▶ _EXERCISE BRIEF_
Word for word, retype every entry in the listing.

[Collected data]

=-=-=

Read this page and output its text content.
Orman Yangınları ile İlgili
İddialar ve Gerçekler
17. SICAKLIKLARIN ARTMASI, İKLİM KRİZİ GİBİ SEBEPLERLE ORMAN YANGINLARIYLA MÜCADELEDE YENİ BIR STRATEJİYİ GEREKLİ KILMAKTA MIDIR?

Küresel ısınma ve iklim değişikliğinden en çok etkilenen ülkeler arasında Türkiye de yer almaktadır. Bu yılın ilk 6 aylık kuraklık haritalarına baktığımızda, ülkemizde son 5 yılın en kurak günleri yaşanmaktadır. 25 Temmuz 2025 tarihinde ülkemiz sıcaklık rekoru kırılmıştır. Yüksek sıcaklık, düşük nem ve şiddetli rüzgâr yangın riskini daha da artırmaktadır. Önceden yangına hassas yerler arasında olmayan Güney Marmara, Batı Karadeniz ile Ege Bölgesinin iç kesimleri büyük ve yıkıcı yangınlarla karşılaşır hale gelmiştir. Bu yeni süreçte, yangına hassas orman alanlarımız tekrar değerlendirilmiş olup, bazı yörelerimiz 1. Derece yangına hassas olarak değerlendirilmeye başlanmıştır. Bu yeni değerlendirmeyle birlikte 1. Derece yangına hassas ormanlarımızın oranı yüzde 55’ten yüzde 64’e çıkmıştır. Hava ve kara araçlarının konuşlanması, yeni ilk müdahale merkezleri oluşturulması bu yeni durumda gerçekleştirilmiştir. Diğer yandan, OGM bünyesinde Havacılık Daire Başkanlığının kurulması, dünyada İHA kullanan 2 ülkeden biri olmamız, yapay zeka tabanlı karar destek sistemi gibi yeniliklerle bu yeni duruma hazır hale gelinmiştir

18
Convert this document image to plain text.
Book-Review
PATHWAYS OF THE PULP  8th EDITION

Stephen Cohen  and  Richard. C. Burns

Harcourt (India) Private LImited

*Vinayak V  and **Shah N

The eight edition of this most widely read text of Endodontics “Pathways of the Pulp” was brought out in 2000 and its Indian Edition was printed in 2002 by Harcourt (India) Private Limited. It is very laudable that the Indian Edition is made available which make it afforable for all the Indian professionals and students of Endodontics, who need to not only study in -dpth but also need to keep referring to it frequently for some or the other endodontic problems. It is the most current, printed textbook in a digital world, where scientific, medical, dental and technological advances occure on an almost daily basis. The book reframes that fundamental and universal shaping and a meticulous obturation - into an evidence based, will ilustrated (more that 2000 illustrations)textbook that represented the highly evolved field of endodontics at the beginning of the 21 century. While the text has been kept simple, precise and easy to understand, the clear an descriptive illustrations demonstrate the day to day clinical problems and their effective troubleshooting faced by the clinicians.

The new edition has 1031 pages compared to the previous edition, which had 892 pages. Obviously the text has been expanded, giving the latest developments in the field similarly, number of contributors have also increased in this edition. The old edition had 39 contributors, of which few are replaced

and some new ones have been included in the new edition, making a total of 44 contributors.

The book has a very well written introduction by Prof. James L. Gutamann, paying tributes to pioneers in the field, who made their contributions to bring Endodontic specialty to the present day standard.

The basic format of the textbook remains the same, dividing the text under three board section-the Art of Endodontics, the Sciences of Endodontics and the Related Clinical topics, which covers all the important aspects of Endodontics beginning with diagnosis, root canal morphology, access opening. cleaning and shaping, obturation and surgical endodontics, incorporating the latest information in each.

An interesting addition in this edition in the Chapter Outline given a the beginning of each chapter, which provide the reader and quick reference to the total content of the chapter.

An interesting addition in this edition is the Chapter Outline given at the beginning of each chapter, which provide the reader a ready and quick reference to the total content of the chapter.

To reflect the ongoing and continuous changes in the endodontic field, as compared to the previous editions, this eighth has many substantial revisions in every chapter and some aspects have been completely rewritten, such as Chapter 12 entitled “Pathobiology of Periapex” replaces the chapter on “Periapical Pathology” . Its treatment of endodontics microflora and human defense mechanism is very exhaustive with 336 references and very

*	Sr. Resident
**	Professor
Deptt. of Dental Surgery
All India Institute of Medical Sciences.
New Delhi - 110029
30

=-=-=

▶ _EXERCISE SOLUTION_
Read this page and output its text content.
Orman Yangınları ile İlgili
İddialar ve Gerçekler
17. SICAKLIKLARIN ARTMASI, İKLİM KRİZİ GİBİ SEBEPLERLE ORMAN YANGINLARIYLA MÜCADELEDE YENİ BIR STRATEJİYİ GEREKLİ KILMAKTA MIDIR?

Küresel ısınma ve iklim değişikliğinden en çok etkilenen ülkeler arasında Türkiye de yer almaktadır. Bu yılın ilk 6 aylık kuraklık haritalarına baktığımızda, ülkemizde son 5 yılın en kurak günleri yaşanmaktadır. 25 Temmuz 2025 tarihinde ülkemiz sıcaklık rekoru kırılmıştır. Yüksek sıcaklık, düşük nem ve şiddetli rüzgâr yangın riskini daha da artırmaktadır. Önceden yangına hassas yerler arasında olmayan Güney Marmara, Batı Karadeniz ile Ege Bölgesinin iç kesimleri büyük ve yıkıcı yangınlarla karşılaşır hale gelmiştir. Bu yeni süreçte, yangına hassas orman alanlarımız tekrar değerlendirilmiş olup, bazı yörelerimiz 1. Derece yangına hassas olarak değerlendirilmeye başlanmıştır. Bu yeni değerlendirmeyle birlikte 1. Derece yangına hassas ormanlarımızın oranı yüzde 55’ten yüzde 64’e çıkmıştır. Hava ve kara araçlarının konuşlanması, yeni ilk müdahale merkezleri oluşturulması bu yeni durumda gerçekleştirilmiştir. Diğer yandan, OGM bünyesinde Havacılık Daire Başkanlığının kurulması, dünyada İHA kullanan 2 ülkeden biri olmamız, yapay zeka tabanlı karar destek sistemi gibi yeniliklerle bu yeni duruma hazır hale gelinmiştir

18
Convert this document image to plain text.
Book-Review
PATHWAYS OF THE PULP  8th EDITION

Stephen Cohen  and  Richard. C. Burns

Harcourt (India) Private LImited

*Vinayak V  and **Shah N

The eight edition of this most widely read text of Endodontics “Pathways of the Pulp” was brought out in 2000 and its Indian Edition was printed in 2002 by Harcourt (India) Private Limited. It is very laudable that the Indian Edition is made available which make it afforable for all the Indian professionals and students of Endodontics, who need to not only study in -dpth but also need to keep referring to it frequently for some or the other endodontic problems. It is the most current, printed textbook in a digital world, where scientific, medical, dental and technological advances occure on an almost daily basis. The book reframes that fundamental and universal shaping and a meticulous obturation - into an evidence based, will ilustrated (more that 2000 illustrations)textbook that represented the highly evolved field of endodontics at the beginning of the 21 century. While the text has been kept simple, precise and easy to understand, the clear an descriptive illustrations demonstrate the day to day clinical problems and their effective troubleshooting faced by the clinicians.

The new edition has 1031 pages compared to the previous edition, which had 892 pages. Obviously the text has been expanded, giving the latest developments in the field similarly, number of contributors have also increased in this edition. The old edition had 39 contributors, of which few are replaced

and some new ones have been included in the new edition, making a total of 44 contributors.

The book has a very well written introduction by Prof. James L. Gutamann, paying tributes to pioneers in the field, who made their contributions to bring Endodontic specialty to the present day standard.

The basic format of the textbook remains the same, dividing the text under three board section-the Art of Endodontics, the Sciences of Endodontics and the Related Clinical topics, which covers all the important aspects of Endodontics beginning with diagnosis, root canal morphology, access opening. cleaning and shaping, obturation and surgical endodontics, incorporating the latest information in each.

An interesting addition in this edition in the Chapter Outline given a the beginning of each chapter, which provide the reader and quick reference to the total content of the chapter.

An interesting addition in this edition is the Chapter Outline given at the beginning of each chapter, which provide the reader a ready and quick reference to the total content of the chapter.

To reflect the ongoing and continuous changes in the endodontic field, as compared to the previous editions, this eighth has many substantial revisions in every chapter and some aspects have been completely rewritten, such as Chapter 12 entitled “Pathobiology of Periapex” replaces the chapter on “Periapical Pathology” . Its treatment of endodontics microflora and human defense mechanism is very exhaustive with 336 references and very

*	Sr. Resident
**	Professor
Deptt. of Dental Surgery
All India Institute of Medical Sciences.
New Delhi - 110029
30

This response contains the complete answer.